__TASK PROMPT__. Arrange the rows below as a JSON list of strings with one string per line, starting at the beginning of the rows and ending at the line that contains "The PCIe interface card 61 is at (388, 286).", both included. Omit blank lines and pictures.

__PROVIDED RECORDS__.
(begin)

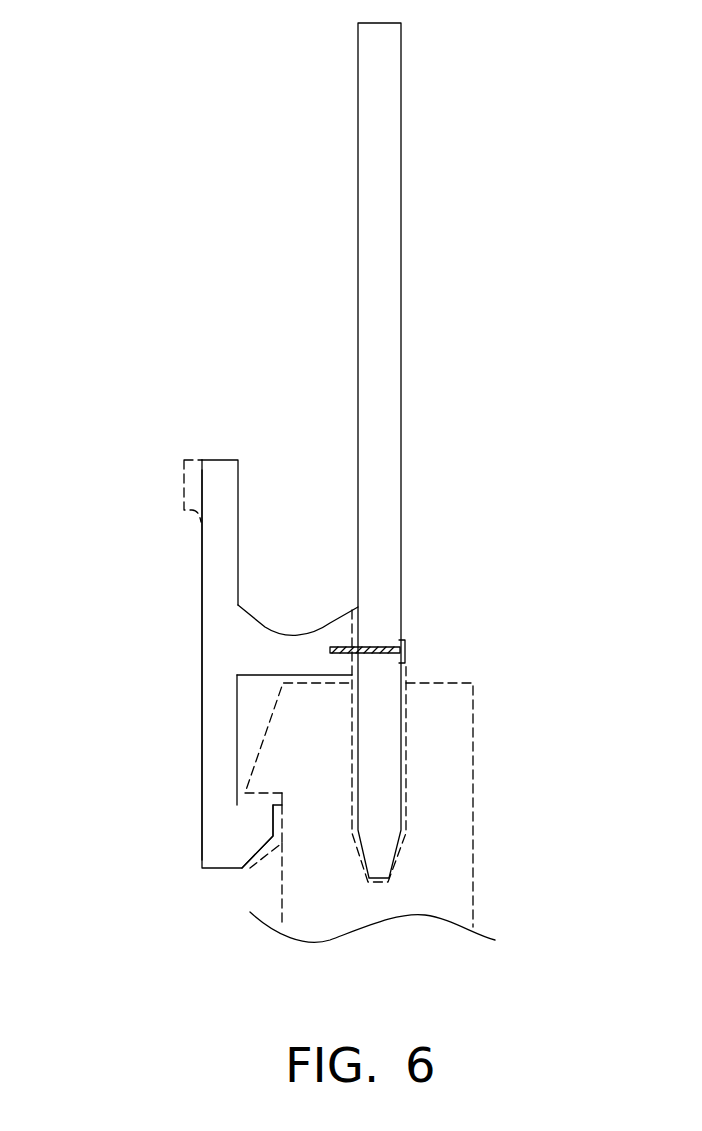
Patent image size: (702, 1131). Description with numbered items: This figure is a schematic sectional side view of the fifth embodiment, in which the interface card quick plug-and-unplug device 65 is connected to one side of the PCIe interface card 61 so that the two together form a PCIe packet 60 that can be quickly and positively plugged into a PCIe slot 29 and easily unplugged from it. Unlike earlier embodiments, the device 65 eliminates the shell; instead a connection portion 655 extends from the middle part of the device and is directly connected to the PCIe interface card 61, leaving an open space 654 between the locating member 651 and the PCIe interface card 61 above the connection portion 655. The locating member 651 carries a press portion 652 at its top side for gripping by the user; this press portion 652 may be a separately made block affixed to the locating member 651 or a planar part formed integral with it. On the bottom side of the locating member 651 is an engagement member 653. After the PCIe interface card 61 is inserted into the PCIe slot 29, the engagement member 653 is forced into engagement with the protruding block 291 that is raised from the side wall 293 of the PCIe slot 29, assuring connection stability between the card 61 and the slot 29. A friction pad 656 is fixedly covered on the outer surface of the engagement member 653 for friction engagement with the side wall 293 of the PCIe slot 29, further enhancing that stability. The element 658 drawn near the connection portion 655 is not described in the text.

The PCIe packet 60 is at (240, 167).
The PCIe interface card 61 is at (388, 286).
The interface card quick plug-and-unplug device 65 is at (190, 683).
The locating member 651 is at (206, 558).
The press portion 652 is at (185, 487).
The engagement member 653 is at (245, 834).
The open space 654 is at (303, 540).
The connection portion 655 is at (288, 657).
The friction pad 656 is at (266, 853).
The stopper bar 658 is at (368, 648).
The PCIe slot 29 is at (480, 842).
The protruding block 291 is at (256, 779).
The side wall 293 is at (297, 903).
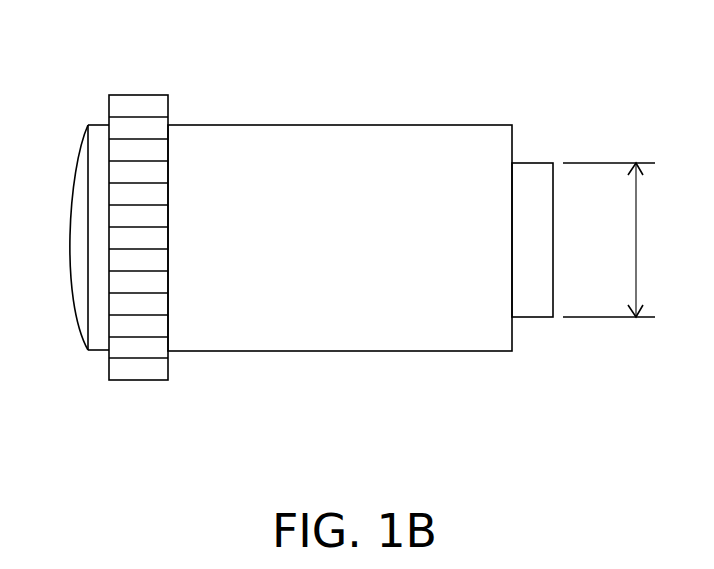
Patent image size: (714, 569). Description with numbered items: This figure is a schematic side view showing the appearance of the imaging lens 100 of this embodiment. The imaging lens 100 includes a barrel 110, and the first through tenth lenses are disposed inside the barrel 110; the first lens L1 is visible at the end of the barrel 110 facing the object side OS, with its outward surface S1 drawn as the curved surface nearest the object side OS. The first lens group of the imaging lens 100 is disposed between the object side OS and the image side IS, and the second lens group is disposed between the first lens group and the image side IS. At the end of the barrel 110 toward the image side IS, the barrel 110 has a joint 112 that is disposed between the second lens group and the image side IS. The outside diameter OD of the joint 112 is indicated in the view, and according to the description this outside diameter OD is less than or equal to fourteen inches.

The imaging lens 100 is at (616, 460).
The barrel 110 is at (327, 125).
The joint 112 is at (543, 289).
The first lens L1 is at (82, 287).
The object-side surface of first lens S1 is at (75, 180).
The object side OS is at (42, 242).
The image side IS is at (572, 239).
The outside diameter OD is at (618, 240).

(end)

__SOLUTION TO THE PROBLEM__.
[
  "Patent image size: (702, 1131). Description with numbered items: This figure is a schematic sectional side view of the fifth embodiment, in which the interface card quick plug-and-unplug device 65 is connected to one side of the PCIe interface card 61 so that the two together form a PCIe packet 60 that can be quickly and positively plugged into a PCIe slot 29 and easily unplugged from it. Unlike earlier embodiments, the device 65 eliminates the shell; instead a connection portion 655 extends from the middle part of the device and is directly connected to the PCIe interface card 61, leaving an open space 654 between the locating member 651 and the PCIe interface card 61 above the connection portion 655. The locating member 651 carries a press portion 652 at its top side for gripping by the user; this press portion 652 may be a separately made block affixed to the locating member 651 or a planar part formed integral with it. On the bottom side of the locating member 651 is an engagement member 653. After the PCIe interface card 61 is inserted into the PCIe slot 29, the engagement member 653 is forced into engagement with the protruding block 291 that is raised from the side wall 293 of the PCIe slot 29, assuring connection stability between the card 61 and the slot 29. A friction pad 656 is fixedly covered on the outer surface of the engagement member 653 for friction engagement with the side wall 293 of the PCIe slot 29, further enhancing that stability. The element 658 drawn near the connection portion 655 is not described in the text.",
  "The PCIe packet 60 is at (240, 167).",
  "The PCIe interface card 61 is at (388, 286)."
]